**Your goal:**
Locate the line containing "Extract all readable text from this page." in the material below; repeat it and every line after it, exactly as written.
□ □ □
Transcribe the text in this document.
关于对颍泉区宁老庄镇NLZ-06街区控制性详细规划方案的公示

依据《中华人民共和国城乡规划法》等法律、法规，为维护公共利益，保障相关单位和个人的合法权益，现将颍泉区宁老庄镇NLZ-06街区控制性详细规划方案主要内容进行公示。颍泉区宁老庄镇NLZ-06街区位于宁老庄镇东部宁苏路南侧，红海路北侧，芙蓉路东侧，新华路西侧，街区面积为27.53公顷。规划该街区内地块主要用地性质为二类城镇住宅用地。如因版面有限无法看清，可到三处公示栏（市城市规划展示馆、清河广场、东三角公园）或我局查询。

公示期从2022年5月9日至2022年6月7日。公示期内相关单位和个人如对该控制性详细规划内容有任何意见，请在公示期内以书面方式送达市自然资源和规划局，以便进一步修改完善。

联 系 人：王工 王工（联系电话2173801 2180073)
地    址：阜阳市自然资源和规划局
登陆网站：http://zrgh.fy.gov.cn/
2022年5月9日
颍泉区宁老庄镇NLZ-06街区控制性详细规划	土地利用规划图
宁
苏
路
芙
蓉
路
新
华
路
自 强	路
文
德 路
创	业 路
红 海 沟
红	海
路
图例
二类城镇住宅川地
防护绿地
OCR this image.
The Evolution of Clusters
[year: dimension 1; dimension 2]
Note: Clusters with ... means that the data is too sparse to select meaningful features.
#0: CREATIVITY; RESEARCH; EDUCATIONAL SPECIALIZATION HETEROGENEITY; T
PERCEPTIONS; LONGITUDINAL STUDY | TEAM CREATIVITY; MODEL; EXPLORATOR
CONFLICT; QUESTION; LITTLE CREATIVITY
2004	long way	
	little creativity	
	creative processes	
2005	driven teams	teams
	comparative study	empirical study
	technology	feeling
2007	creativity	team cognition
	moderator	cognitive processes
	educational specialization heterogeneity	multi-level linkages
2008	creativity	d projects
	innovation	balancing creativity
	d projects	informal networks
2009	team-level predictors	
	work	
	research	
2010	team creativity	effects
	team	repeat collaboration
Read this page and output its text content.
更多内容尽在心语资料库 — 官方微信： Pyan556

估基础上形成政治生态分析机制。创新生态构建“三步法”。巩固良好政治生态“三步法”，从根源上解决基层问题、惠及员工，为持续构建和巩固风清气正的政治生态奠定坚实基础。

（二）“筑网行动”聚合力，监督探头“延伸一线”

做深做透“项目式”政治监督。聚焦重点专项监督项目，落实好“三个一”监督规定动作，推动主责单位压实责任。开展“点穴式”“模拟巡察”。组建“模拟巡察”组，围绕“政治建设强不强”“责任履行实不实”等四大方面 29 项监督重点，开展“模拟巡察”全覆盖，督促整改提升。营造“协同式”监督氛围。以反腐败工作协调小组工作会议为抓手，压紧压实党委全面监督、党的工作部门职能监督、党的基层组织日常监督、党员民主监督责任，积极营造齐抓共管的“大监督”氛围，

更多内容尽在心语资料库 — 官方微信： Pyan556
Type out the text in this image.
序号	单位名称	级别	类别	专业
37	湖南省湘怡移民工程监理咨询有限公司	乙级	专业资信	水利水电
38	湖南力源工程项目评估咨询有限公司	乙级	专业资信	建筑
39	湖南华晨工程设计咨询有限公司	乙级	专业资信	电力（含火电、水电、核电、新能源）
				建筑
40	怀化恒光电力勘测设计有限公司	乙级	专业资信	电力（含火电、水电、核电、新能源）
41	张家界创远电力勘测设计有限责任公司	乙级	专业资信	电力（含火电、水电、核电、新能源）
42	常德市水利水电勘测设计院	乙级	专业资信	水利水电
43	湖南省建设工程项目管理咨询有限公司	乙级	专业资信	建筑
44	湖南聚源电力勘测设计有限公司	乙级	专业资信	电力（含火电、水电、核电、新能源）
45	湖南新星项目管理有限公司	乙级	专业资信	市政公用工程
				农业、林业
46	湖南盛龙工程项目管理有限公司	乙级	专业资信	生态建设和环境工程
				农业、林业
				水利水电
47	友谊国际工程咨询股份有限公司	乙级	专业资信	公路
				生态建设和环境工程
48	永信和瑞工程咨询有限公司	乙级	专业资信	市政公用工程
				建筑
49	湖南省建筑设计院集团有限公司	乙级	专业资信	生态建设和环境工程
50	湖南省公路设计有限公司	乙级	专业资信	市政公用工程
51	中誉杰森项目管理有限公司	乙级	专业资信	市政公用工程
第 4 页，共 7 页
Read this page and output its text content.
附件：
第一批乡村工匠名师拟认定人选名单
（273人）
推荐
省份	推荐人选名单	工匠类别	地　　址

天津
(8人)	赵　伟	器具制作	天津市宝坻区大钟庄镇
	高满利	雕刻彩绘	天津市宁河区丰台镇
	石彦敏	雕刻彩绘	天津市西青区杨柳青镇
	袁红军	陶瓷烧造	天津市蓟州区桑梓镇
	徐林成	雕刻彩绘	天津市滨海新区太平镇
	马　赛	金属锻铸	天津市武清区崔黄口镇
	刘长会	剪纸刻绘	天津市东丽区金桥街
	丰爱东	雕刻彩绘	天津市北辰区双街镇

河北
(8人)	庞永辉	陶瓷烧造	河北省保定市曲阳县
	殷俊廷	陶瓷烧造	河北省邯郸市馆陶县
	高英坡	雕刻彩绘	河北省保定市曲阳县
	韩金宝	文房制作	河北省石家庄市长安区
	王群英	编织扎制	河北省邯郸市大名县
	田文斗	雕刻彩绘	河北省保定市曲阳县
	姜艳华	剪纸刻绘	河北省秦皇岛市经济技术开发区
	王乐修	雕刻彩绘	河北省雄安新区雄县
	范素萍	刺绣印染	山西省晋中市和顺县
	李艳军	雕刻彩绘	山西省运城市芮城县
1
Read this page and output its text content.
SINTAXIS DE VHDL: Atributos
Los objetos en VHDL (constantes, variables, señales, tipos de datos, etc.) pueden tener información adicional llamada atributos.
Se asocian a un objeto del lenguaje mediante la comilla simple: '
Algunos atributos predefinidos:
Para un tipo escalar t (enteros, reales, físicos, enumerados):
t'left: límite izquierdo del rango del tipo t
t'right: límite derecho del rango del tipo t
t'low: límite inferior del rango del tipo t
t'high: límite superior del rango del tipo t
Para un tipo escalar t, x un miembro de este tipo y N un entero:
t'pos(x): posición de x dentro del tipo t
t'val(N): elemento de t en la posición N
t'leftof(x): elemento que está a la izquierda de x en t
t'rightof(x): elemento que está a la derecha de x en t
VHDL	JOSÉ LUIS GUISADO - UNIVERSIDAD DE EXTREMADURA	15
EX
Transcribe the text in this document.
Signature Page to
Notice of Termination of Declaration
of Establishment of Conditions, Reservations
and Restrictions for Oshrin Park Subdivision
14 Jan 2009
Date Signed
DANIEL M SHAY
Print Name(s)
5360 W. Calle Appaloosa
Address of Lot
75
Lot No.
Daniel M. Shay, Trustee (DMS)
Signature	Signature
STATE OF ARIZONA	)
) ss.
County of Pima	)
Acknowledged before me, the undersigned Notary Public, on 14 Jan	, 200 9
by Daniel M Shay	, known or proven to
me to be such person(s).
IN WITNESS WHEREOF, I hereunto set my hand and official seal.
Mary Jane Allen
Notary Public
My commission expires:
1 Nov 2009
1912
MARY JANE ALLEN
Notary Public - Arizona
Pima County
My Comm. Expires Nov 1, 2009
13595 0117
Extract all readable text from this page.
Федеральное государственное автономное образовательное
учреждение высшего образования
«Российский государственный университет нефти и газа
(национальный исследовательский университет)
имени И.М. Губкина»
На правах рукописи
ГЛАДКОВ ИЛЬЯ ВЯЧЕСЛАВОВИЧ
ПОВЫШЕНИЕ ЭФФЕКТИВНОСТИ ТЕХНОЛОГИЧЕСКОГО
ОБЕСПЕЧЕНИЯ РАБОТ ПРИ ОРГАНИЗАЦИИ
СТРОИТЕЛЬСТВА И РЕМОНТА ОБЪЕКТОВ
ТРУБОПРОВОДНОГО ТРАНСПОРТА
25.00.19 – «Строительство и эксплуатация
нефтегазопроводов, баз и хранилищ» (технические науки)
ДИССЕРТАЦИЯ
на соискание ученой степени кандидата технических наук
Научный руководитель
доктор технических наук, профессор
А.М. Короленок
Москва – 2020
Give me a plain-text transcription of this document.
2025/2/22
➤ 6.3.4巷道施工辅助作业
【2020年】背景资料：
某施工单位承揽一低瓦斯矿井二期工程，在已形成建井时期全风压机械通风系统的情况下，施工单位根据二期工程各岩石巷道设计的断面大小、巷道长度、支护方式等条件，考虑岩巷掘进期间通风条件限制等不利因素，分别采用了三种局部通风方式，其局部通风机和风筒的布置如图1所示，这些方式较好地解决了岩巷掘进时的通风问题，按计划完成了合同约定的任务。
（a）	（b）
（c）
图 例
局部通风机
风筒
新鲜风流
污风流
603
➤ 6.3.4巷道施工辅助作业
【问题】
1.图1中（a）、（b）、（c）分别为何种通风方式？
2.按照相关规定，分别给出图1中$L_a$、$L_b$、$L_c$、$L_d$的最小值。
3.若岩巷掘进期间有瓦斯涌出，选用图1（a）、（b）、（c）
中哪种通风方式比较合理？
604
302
□ □ □
**Response to this task:**
Extract all readable text from this page.
Федеральное государственное автономное образовательное
учреждение высшего образования
«Российский государственный университет нефти и газа
(национальный исследовательский университет)
имени И.М. Губкина»
На правах рукописи
ГЛАДКОВ ИЛЬЯ ВЯЧЕСЛАВОВИЧ
ПОВЫШЕНИЕ ЭФФЕКТИВНОСТИ ТЕХНОЛОГИЧЕСКОГО
ОБЕСПЕЧЕНИЯ РАБОТ ПРИ ОРГАНИЗАЦИИ
СТРОИТЕЛЬСТВА И РЕМОНТА ОБЪЕКТОВ
ТРУБОПРОВОДНОГО ТРАНСПОРТА
25.00.19 – «Строительство и эксплуатация
нефтегазопроводов, баз и хранилищ» (технические науки)
ДИССЕРТАЦИЯ
на соискание ученой степени кандидата технических наук
Научный руководитель
доктор технических наук, профессор
А.М. Короленок
Москва – 2020
Give me a plain-text transcription of this document.
2025/2/22
➤ 6.3.4巷道施工辅助作业
【2020年】背景资料：
某施工单位承揽一低瓦斯矿井二期工程，在已形成建井时期全风压机械通风系统的情况下，施工单位根据二期工程各岩石巷道设计的断面大小、巷道长度、支护方式等条件，考虑岩巷掘进期间通风条件限制等不利因素，分别采用了三种局部通风方式，其局部通风机和风筒的布置如图1所示，这些方式较好地解决了岩巷掘进时的通风问题，按计划完成了合同约定的任务。
（a）	（b）
（c）
图 例
局部通风机
风筒
新鲜风流
污风流
603
➤ 6.3.4巷道施工辅助作业
【问题】
1.图1中（a）、（b）、（c）分别为何种通风方式？
2.按照相关规定，分别给出图1中$L_a$、$L_b$、$L_c$、$L_d$的最小值。
3.若岩巷掘进期间有瓦斯涌出，选用图1（a）、（b）、（c）
中哪种通风方式比较合理？
604
302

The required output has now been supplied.